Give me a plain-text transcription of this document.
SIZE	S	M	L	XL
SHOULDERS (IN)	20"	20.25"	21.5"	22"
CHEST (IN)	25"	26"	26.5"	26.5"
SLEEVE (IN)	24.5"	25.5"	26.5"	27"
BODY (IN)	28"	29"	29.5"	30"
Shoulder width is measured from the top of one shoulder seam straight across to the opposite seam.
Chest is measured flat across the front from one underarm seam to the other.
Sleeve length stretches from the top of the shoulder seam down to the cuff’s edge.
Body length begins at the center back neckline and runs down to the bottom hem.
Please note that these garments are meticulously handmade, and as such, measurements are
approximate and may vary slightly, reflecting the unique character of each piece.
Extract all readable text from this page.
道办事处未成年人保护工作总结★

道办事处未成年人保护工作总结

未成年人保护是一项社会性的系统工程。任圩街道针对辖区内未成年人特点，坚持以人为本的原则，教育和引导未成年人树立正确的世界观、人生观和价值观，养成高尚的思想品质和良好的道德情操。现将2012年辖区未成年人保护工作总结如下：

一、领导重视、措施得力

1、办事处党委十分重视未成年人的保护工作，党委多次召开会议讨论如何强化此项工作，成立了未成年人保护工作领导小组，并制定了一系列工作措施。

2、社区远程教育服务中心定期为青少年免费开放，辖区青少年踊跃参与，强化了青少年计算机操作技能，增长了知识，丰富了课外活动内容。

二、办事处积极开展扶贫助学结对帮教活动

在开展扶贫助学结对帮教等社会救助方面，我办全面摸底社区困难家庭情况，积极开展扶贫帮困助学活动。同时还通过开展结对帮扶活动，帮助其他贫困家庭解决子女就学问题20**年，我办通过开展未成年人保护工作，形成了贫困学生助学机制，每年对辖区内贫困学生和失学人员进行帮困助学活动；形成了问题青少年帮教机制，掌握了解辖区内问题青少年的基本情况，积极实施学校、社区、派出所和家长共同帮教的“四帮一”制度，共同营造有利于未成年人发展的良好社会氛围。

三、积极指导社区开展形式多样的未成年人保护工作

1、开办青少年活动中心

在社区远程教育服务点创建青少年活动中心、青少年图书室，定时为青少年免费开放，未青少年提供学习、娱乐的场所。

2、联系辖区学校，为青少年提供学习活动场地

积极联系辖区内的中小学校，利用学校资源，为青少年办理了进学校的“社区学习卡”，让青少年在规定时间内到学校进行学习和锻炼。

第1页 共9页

STATED GOAL: Extract every line that has the string "length" in it.

EXERCISE SOLUTION:
Sleeve length stretches from the top of the shoulder seam down to the cuff’s edge.
Body length begins at the center back neckline and runs down to the bottom hem.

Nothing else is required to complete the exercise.